▶ **Goal**: Restate each entry word for word, leaving nothing out.

▶ **Dataset rows**:
+++

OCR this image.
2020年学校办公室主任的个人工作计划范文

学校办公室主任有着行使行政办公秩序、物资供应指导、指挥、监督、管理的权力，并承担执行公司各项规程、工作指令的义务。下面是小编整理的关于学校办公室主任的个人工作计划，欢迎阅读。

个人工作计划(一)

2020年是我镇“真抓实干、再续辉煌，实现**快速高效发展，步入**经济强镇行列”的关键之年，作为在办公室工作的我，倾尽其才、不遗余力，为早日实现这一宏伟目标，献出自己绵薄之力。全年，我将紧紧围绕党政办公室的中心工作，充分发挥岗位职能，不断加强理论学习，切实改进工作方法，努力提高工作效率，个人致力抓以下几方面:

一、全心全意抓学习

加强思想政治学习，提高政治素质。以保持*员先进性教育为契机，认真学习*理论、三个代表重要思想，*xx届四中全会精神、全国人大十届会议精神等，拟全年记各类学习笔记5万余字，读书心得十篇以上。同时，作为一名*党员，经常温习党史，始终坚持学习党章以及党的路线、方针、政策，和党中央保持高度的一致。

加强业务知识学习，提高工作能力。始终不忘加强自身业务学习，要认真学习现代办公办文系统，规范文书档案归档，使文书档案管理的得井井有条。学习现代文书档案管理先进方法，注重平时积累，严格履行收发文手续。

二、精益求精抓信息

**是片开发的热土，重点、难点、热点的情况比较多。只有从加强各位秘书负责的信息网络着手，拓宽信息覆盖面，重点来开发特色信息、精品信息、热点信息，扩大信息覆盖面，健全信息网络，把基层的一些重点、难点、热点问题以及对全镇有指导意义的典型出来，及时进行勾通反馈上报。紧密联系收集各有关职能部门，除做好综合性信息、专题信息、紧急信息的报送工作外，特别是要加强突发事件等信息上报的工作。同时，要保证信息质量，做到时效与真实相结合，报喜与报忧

+++

▶ **Response below**:
OCR this image.
2020年学校办公室主任的个人工作计划范文

学校办公室主任有着行使行政办公秩序、物资供应指导、指挥、监督、管理的权力，并承担执行公司各项规程、工作指令的义务。下面是小编整理的关于学校办公室主任的个人工作计划，欢迎阅读。

个人工作计划(一)

2020年是我镇“真抓实干、再续辉煌，实现**快速高效发展，步入**经济强镇行列”的关键之年，作为在办公室工作的我，倾尽其才、不遗余力，为早日实现这一宏伟目标，献出自己绵薄之力。全年，我将紧紧围绕党政办公室的中心工作，充分发挥岗位职能，不断加强理论学习，切实改进工作方法，努力提高工作效率，个人致力抓以下几方面:

一、全心全意抓学习

加强思想政治学习，提高政治素质。以保持*员先进性教育为契机，认真学习*理论、三个代表重要思想，*xx届四中全会精神、全国人大十届会议精神等，拟全年记各类学习笔记5万余字，读书心得十篇以上。同时，作为一名*党员，经常温习党史，始终坚持学习党章以及党的路线、方针、政策，和党中央保持高度的一致。

加强业务知识学习，提高工作能力。始终不忘加强自身业务学习，要认真学习现代办公办文系统，规范文书档案归档，使文书档案管理的得井井有条。学习现代文书档案管理先进方法，注重平时积累，严格履行收发文手续。

二、精益求精抓信息

**是片开发的热土，重点、难点、热点的情况比较多。只有从加强各位秘书负责的信息网络着手，拓宽信息覆盖面，重点来开发特色信息、精品信息、热点信息，扩大信息覆盖面，健全信息网络，把基层的一些重点、难点、热点问题以及对全镇有指导意义的典型出来，及时进行勾通反馈上报。紧密联系收集各有关职能部门，除做好综合性信息、专题信息、紧急信息的报送工作外，特别是要加强突发事件等信息上报的工作。同时，要保证信息质量，做到时效与真实相结合，报喜与报忧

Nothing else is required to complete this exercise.